# Your instructions:
Leave out the pictures and repeat every record exactly.

# Data to process:
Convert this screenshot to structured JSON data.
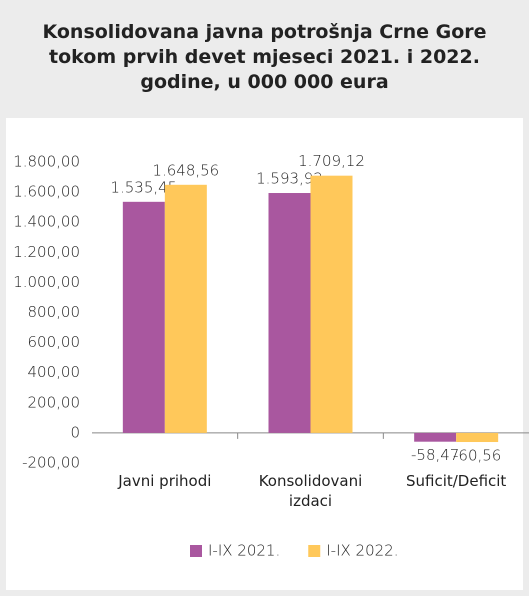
{
  "chart_data": {
    "type": "bar",
    "title": "Konsolidovana javna potrošnja Crne Gore tokom prvih devet mjeseci 2021. i 2022. godine, u 000 000 eura",
    "categories": [
      "Javni prihodi",
      "Konsolidovani izdaci",
      "Suficit/Deficit"
    ],
    "series": [
      {
        "name": "I-IX 2021.",
        "color": "#a9579f",
        "values": [
          1535.45,
          1593.92,
          -58.47
        ],
        "value_labels": [
          "1.535,45",
          "1.593,92",
          "-58,47"
        ]
      },
      {
        "name": "I-IX 2022.",
        "color": "#ffc85a",
        "values": [
          1648.56,
          1709.12,
          -60.56
        ],
        "value_labels": [
          "1.648,56",
          "1.709,12",
          "-60,56"
        ]
      }
    ],
    "ylim": [
      -200,
      1800
    ],
    "yticks": [
      {
        "value": -200,
        "label": "-200,00"
      },
      0,
      {
        "value": 200,
        "label": "200,00"
      },
      {
        "value": 400,
        "label": "400,00"
      },
      {
        "value": 600,
        "label": "600,00"
      },
      {
        "value": 800,
        "label": "800,00"
      },
      {
        "value": 1000,
        "label": "1.000,00"
      },
      {
        "value": 1200,
        "label": "1.200,00"
      },
      {
        "value": 1400,
        "label": "1.400,00"
      },
      {
        "value": 1600,
        "label": "1.600,00"
      },
      {
        "value": 1800,
        "label": "1.800,00"
      }
    ],
    "legend": "bottom",
    "grid": false
  }
}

# Answer for this exercise:
Convert this screenshot to structured JSON data.
{
  "chart_data": {
    "type": "bar",
    "title": "Konsolidovana javna potrošnja Crne Gore tokom prvih devet mjeseci 2021. i 2022. godine, u 000 000 eura",
    "categories": [
      "Javni prihodi",
      "Konsolidovani izdaci",
      "Suficit/Deficit"
    ],
    "series": [
      {
        "name": "I-IX 2021.",
        "color": "#a9579f",
        "values": [
          1535.45,
          1593.92,
          -58.47
        ],
        "value_labels": [
          "1.535,45",
          "1.593,92",
          "-58,47"
        ]
      },
      {
        "name": "I-IX 2022.",
        "color": "#ffc85a",
        "values": [
          1648.56,
          1709.12,
          -60.56
        ],
        "value_labels": [
          "1.648,56",
          "1.709,12",
          "-60,56"
        ]
      }
    ],
    "ylim": [
      -200,
      1800
    ],
    "yticks": [
      {
        "value": -200,
        "label": "-200,00"
      },
      0,
      {
        "value": 200,
        "label": "200,00"
      },
      {
        "value": 400,
        "label": "400,00"
      },
      {
        "value": 600,
        "label": "600,00"
      },
      {
        "value": 800,
        "label": "800,00"
      },
      {
        "value": 1000,
        "label": "1.000,00"
      },
      {
        "value": 1200,
        "label": "1.200,00"
      },
      {
        "value": 1400,
        "label": "1.400,00"
      },
      {
        "value": 1600,
        "label": "1.600,00"
      },
      {
        "value": 1800,
        "label": "1.800,00"
      }
    ],
    "legend": "bottom",
    "grid": false
  }
}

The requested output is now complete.